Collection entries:
+ + +

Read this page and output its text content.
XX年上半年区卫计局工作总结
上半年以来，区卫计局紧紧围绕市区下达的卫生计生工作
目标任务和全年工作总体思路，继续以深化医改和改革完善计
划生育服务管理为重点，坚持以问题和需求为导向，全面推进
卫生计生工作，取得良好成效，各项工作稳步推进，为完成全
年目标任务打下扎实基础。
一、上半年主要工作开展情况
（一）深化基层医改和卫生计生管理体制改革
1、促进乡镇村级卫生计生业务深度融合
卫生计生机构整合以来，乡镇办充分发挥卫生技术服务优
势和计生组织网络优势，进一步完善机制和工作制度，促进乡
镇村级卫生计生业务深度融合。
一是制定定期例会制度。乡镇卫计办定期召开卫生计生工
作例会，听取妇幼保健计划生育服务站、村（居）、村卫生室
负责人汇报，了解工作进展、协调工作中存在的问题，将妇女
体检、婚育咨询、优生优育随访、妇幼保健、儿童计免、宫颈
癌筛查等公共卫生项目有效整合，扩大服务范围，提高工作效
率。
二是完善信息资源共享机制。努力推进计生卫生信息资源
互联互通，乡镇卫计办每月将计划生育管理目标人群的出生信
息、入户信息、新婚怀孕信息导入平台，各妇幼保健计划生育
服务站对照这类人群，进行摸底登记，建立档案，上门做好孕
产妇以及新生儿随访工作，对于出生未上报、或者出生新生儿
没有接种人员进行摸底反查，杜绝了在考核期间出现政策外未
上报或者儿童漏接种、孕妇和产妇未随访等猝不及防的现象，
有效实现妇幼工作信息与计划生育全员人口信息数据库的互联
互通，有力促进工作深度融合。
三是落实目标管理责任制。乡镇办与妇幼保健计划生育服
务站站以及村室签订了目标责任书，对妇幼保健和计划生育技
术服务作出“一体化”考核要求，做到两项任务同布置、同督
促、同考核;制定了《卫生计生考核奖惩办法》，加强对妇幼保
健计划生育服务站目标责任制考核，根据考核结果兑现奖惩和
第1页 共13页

+ + +

## Required task
Return the listing above word for word.

## Exercise answer
Read this page and output its text content.
XX年上半年区卫计局工作总结
上半年以来，区卫计局紧紧围绕市区下达的卫生计生工作
目标任务和全年工作总体思路，继续以深化医改和改革完善计
划生育服务管理为重点，坚持以问题和需求为导向，全面推进
卫生计生工作，取得良好成效，各项工作稳步推进，为完成全
年目标任务打下扎实基础。
一、上半年主要工作开展情况
（一）深化基层医改和卫生计生管理体制改革
1、促进乡镇村级卫生计生业务深度融合
卫生计生机构整合以来，乡镇办充分发挥卫生技术服务优
势和计生组织网络优势，进一步完善机制和工作制度，促进乡
镇村级卫生计生业务深度融合。
一是制定定期例会制度。乡镇卫计办定期召开卫生计生工
作例会，听取妇幼保健计划生育服务站、村（居）、村卫生室
负责人汇报，了解工作进展、协调工作中存在的问题，将妇女
体检、婚育咨询、优生优育随访、妇幼保健、儿童计免、宫颈
癌筛查等公共卫生项目有效整合，扩大服务范围，提高工作效
率。
二是完善信息资源共享机制。努力推进计生卫生信息资源
互联互通，乡镇卫计办每月将计划生育管理目标人群的出生信
息、入户信息、新婚怀孕信息导入平台，各妇幼保健计划生育
服务站对照这类人群，进行摸底登记，建立档案，上门做好孕
产妇以及新生儿随访工作，对于出生未上报、或者出生新生儿
没有接种人员进行摸底反查，杜绝了在考核期间出现政策外未
上报或者儿童漏接种、孕妇和产妇未随访等猝不及防的现象，
有效实现妇幼工作信息与计划生育全员人口信息数据库的互联
互通，有力促进工作深度融合。
三是落实目标管理责任制。乡镇办与妇幼保健计划生育服
务站站以及村室签订了目标责任书，对妇幼保健和计划生育技
术服务作出“一体化”考核要求，做到两项任务同布置、同督
促、同考核;制定了《卫生计生考核奖惩办法》，加强对妇幼保
健计划生育服务站目标责任制考核，根据考核结果兑现奖惩和
第1页 共13页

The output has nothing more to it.